(Collected data entries)
________________________________________
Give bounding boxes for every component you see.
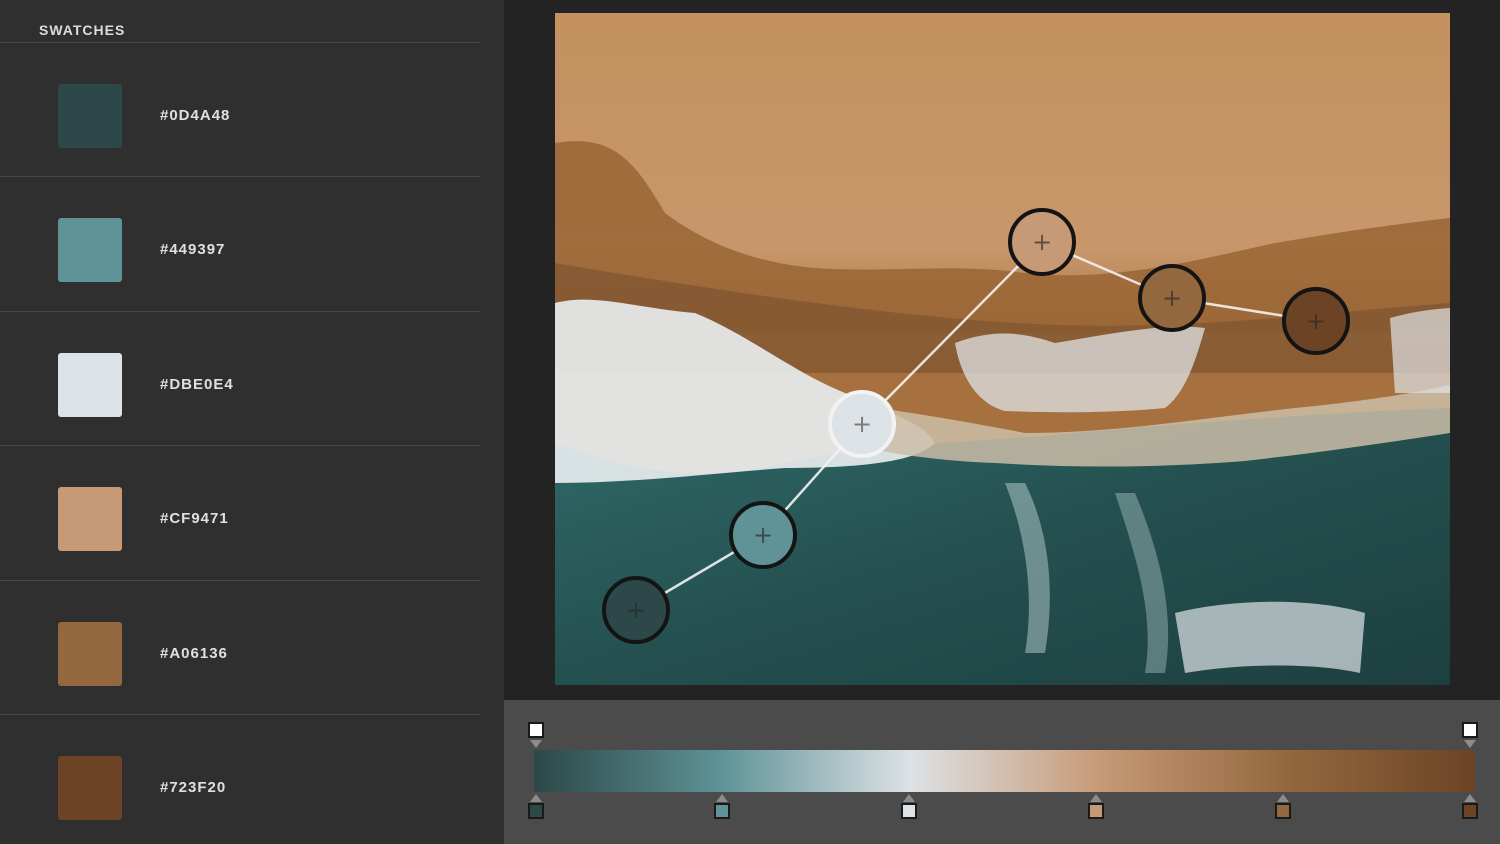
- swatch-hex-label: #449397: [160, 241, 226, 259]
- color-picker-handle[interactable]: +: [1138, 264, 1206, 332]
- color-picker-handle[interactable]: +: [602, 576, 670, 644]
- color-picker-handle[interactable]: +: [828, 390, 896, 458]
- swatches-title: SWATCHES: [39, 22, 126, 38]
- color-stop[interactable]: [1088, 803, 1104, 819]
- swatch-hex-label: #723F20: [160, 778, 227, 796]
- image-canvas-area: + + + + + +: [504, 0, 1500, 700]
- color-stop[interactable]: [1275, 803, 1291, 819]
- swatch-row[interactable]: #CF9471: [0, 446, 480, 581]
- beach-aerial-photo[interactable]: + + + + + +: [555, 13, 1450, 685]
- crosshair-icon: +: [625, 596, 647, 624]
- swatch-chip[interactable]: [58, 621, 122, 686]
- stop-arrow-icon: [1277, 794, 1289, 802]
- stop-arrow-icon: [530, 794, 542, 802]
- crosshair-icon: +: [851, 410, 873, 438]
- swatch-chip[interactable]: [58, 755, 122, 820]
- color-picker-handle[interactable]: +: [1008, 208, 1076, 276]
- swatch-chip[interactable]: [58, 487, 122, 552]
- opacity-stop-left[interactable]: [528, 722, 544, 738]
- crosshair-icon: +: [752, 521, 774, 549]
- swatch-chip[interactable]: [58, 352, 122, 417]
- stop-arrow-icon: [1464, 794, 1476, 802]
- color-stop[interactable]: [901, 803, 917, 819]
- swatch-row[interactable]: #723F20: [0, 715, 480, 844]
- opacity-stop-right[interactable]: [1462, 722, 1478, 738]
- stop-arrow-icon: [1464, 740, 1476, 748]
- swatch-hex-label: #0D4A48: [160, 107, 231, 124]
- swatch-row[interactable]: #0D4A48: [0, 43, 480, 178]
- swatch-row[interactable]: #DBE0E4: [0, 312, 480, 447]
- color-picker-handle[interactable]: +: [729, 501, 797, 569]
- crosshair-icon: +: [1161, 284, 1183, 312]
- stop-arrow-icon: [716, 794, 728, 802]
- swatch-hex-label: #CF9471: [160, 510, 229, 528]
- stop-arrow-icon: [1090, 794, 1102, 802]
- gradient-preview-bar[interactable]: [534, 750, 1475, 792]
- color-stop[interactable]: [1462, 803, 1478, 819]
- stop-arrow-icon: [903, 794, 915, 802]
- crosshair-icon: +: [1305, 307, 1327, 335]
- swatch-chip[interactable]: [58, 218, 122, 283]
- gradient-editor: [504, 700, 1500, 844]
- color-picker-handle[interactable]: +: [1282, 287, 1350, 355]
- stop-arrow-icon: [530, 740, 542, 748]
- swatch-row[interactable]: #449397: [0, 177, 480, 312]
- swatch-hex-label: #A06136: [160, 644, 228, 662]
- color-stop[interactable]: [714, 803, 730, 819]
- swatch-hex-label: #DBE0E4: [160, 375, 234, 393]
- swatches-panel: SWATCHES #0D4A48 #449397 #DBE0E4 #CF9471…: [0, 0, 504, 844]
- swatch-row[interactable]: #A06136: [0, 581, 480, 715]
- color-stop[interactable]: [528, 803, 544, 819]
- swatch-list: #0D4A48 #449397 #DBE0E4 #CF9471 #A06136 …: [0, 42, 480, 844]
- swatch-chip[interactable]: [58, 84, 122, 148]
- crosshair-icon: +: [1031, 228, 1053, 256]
________________________________________
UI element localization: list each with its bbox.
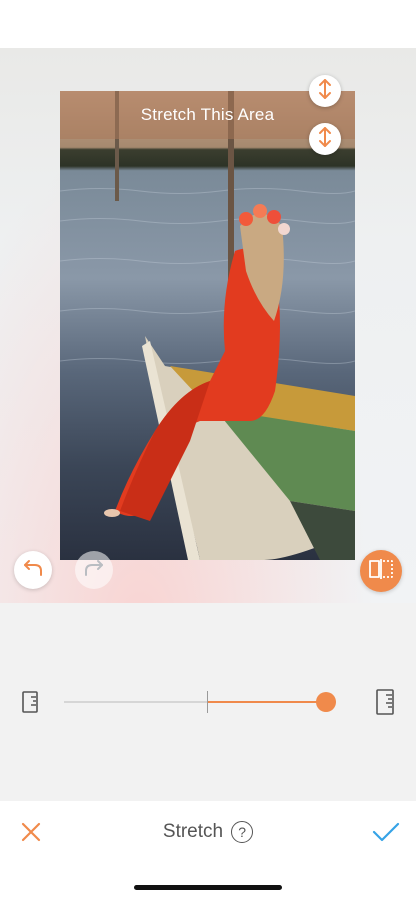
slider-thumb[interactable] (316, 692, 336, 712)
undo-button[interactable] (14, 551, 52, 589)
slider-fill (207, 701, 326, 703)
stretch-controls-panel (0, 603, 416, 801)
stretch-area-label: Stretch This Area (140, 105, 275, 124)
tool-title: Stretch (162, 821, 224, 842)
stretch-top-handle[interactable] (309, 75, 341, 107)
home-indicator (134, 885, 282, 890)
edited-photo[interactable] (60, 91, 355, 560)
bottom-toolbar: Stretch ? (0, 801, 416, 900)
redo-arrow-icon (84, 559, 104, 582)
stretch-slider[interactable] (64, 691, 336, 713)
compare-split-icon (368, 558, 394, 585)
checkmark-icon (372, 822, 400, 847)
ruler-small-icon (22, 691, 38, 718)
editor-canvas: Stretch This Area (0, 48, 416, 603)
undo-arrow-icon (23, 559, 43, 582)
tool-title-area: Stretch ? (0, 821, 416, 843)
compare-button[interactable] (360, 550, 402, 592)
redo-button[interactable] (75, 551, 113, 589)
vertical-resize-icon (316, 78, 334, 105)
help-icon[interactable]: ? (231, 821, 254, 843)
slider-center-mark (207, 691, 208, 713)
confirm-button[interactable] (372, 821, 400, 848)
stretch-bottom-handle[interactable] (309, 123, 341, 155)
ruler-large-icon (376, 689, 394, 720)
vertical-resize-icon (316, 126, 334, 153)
________________________________________
* _Given problem_: Put into a numbered list the items from the line with "- swatch-hex-label: #449397: [160, 241, 226, 259]" to the line with "- swatches-title: SWATCHES: [39, 22, 126, 38]", leaving out any blank lines.

* _Exercise output_:
1. - swatch-hex-label: #449397: [160, 241, 226, 259]
2. - color-picker-handle[interactable]: +: [1138, 264, 1206, 332]
3. - color-picker-handle[interactable]: +: [602, 576, 670, 644]
4. - color-picker-handle[interactable]: +: [828, 390, 896, 458]
5. - swatches-title: SWATCHES: [39, 22, 126, 38]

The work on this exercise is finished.